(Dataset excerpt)
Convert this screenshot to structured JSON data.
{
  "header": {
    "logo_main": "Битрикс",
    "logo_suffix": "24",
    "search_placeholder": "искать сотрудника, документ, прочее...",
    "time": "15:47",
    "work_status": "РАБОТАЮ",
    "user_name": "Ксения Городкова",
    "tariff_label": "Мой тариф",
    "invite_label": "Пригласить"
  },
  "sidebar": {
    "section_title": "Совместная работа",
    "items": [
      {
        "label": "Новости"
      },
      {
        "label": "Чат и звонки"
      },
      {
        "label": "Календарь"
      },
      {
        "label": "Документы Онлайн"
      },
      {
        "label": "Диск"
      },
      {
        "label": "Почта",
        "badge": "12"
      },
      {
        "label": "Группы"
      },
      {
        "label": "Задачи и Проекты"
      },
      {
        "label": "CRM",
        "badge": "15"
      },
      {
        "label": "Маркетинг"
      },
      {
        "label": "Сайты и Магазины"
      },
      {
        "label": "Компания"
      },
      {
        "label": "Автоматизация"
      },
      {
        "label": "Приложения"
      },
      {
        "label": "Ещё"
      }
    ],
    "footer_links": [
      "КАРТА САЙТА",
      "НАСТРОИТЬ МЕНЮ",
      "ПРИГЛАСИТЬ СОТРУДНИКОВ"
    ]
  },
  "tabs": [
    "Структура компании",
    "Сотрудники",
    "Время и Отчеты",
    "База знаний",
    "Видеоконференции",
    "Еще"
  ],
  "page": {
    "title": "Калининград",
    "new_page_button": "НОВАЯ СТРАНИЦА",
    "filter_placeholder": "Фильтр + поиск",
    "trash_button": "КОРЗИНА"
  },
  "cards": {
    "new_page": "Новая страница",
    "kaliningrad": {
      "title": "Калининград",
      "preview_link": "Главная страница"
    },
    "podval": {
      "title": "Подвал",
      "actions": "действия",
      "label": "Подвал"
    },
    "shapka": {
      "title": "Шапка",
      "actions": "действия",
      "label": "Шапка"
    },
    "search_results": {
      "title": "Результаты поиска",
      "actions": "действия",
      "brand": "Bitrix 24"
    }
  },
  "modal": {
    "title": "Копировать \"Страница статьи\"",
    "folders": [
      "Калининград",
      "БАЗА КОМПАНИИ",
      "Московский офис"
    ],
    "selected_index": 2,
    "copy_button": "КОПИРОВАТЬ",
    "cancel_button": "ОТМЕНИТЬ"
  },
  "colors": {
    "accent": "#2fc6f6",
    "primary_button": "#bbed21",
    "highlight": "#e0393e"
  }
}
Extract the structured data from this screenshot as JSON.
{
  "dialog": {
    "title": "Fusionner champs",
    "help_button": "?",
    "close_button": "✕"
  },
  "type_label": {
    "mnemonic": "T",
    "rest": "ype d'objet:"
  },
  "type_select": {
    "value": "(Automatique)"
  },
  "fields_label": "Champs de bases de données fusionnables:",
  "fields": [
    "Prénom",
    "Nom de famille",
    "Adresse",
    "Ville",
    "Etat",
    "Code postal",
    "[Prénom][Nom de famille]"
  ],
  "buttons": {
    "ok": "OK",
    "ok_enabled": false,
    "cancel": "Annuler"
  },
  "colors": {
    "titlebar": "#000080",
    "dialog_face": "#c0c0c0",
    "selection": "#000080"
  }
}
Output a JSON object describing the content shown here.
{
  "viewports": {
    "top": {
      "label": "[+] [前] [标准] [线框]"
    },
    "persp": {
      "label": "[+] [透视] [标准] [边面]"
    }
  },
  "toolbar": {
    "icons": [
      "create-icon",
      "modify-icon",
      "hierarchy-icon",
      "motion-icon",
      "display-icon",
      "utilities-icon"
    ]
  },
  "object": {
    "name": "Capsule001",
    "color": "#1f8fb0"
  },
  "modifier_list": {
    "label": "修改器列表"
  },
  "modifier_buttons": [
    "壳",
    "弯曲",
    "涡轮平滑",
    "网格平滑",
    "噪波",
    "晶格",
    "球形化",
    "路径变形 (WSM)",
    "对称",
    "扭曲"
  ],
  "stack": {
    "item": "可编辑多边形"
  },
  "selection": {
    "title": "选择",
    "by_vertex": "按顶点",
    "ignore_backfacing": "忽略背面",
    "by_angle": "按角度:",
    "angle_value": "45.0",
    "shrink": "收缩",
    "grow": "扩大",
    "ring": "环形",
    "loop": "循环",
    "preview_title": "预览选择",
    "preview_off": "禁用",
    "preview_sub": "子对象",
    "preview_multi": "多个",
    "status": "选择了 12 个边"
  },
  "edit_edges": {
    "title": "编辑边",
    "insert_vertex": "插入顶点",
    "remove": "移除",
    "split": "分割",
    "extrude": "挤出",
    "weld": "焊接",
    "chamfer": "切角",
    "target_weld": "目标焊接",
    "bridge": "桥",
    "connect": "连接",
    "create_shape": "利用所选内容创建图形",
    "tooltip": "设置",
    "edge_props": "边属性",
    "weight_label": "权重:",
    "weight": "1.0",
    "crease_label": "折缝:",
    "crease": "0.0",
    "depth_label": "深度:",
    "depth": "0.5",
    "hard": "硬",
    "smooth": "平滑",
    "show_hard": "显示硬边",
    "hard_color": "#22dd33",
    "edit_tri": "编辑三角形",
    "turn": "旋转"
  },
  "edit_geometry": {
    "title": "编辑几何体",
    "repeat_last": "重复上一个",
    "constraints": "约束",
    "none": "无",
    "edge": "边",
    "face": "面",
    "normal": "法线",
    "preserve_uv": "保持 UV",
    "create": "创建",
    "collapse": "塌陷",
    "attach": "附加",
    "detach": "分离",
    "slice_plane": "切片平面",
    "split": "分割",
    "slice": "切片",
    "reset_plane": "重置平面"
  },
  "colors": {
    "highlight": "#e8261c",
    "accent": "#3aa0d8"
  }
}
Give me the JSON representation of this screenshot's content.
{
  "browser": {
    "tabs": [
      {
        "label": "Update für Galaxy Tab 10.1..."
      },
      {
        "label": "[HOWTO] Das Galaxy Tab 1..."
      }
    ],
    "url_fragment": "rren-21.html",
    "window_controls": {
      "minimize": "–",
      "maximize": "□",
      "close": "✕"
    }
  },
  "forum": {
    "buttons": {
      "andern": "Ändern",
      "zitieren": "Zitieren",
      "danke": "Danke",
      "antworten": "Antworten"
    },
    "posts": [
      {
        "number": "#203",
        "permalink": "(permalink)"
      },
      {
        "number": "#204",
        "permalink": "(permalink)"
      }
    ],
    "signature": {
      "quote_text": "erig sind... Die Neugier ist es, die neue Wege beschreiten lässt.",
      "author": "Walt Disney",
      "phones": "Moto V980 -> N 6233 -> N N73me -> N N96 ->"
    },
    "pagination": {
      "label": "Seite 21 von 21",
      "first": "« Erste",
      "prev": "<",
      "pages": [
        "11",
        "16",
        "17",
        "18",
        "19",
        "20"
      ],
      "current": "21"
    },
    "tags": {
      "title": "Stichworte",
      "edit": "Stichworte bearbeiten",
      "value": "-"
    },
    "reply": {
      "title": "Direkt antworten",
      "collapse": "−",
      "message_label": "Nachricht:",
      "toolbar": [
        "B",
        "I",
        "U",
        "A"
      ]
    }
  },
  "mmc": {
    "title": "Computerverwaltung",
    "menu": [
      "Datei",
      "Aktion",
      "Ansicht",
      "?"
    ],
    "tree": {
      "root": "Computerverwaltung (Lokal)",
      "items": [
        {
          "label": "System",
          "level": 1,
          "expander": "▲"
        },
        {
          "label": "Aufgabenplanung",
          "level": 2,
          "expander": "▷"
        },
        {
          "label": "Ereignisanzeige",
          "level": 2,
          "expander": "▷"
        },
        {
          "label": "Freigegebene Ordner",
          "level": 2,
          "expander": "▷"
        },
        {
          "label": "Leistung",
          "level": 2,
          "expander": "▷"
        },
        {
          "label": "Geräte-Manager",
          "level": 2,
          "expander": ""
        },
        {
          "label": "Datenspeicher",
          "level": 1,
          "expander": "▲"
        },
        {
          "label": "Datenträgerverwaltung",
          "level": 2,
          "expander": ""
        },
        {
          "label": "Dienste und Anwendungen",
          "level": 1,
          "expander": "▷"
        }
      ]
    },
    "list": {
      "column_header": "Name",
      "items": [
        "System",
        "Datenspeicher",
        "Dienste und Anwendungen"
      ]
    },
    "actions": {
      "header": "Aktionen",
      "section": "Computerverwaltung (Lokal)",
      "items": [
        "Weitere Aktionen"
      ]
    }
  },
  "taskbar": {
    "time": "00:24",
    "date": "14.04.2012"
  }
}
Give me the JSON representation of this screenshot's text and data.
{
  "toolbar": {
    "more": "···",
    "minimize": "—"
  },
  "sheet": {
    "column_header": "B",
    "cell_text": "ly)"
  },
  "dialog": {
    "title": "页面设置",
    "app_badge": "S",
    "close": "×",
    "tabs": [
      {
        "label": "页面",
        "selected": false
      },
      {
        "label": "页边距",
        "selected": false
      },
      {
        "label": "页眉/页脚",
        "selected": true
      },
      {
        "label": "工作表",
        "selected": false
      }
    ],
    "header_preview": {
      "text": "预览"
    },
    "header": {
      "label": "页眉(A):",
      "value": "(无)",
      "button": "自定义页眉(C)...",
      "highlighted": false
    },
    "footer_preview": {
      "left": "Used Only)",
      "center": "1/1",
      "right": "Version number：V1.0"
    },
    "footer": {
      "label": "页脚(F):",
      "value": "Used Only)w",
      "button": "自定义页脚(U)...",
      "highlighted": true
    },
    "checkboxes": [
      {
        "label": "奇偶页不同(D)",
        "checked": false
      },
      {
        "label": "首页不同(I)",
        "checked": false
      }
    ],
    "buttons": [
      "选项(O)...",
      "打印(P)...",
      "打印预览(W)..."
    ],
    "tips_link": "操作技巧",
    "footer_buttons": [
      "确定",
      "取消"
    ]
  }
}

_What the task requires_
Take the line with "Give me the JSON representation of this screenshot's text" and all lines after it to the last line, and reproduce them exactly.

_Exercise answer_
Give me the JSON representation of this screenshot's text and data.
{
  "toolbar": {
    "more": "···",
    "minimize": "—"
  },
  "sheet": {
    "column_header": "B",
    "cell_text": "ly)"
  },
  "dialog": {
    "title": "页面设置",
    "app_badge": "S",
    "close": "×",
    "tabs": [
      {
        "label": "页面",
        "selected": false
      },
      {
        "label": "页边距",
        "selected": false
      },
      {
        "label": "页眉/页脚",
        "selected": true
      },
      {
        "label": "工作表",
        "selected": false
      }
    ],
    "header_preview": {
      "text": "预览"
    },
    "header": {
      "label": "页眉(A):",
      "value": "(无)",
      "button": "自定义页眉(C)...",
      "highlighted": false
    },
    "footer_preview": {
      "left": "Used Only)",
      "center": "1/1",
      "right": "Version number：V1.0"
    },
    "footer": {
      "label": "页脚(F):",
      "value": "Used Only)w",
      "button": "自定义页脚(U)...",
      "highlighted": true
    },
    "checkboxes": [
      {
        "label": "奇偶页不同(D)",
        "checked": false
      },
      {
        "label": "首页不同(I)",
        "checked": false
      }
    ],
    "buttons": [
      "选项(O)...",
      "打印(P)...",
      "打印预览(W)..."
    ],
    "tips_link": "操作技巧",
    "footer_buttons": [
      "确定",
      "取消"
    ]
  }
}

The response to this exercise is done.